What you will do
Using the listing below, please gather every line containing the word "Bare".

**** Information provided ****

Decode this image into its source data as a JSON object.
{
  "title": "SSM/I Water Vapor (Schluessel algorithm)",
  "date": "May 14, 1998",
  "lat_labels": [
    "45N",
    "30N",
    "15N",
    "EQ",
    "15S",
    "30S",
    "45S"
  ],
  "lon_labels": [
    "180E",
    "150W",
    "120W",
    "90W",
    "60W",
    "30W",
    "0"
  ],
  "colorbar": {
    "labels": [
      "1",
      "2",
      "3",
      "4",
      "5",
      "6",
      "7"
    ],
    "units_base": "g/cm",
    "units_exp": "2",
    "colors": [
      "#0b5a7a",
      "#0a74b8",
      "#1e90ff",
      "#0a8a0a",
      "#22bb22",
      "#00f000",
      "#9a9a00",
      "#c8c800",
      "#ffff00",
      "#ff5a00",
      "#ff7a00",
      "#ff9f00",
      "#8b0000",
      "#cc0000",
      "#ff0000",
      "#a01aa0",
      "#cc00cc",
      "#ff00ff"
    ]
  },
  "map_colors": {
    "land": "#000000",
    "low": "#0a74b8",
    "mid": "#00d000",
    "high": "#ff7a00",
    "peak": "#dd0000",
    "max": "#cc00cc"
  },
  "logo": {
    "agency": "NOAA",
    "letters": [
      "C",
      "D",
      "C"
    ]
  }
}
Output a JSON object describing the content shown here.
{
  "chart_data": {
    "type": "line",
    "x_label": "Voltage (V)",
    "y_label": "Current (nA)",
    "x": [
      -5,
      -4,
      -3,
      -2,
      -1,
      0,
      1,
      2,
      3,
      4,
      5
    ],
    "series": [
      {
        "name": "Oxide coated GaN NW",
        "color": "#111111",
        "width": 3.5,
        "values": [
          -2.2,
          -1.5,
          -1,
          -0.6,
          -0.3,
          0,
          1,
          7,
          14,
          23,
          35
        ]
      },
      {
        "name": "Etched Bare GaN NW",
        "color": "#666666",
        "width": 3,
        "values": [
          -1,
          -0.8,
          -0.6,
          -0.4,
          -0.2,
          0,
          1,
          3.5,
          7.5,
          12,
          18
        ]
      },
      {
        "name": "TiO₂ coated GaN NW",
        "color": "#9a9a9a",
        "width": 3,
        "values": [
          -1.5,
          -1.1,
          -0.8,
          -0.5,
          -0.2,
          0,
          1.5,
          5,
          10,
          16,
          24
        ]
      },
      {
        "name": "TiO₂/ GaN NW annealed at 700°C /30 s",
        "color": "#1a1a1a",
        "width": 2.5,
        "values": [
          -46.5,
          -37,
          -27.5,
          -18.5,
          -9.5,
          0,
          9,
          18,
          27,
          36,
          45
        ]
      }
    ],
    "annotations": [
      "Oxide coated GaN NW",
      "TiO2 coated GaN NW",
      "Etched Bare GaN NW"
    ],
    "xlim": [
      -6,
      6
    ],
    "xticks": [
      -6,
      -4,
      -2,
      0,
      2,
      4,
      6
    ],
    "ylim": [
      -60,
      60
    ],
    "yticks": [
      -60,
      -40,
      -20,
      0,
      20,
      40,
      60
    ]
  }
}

****

The output
        "name": "Etched Bare GaN NW",
      "Etched Bare GaN NW"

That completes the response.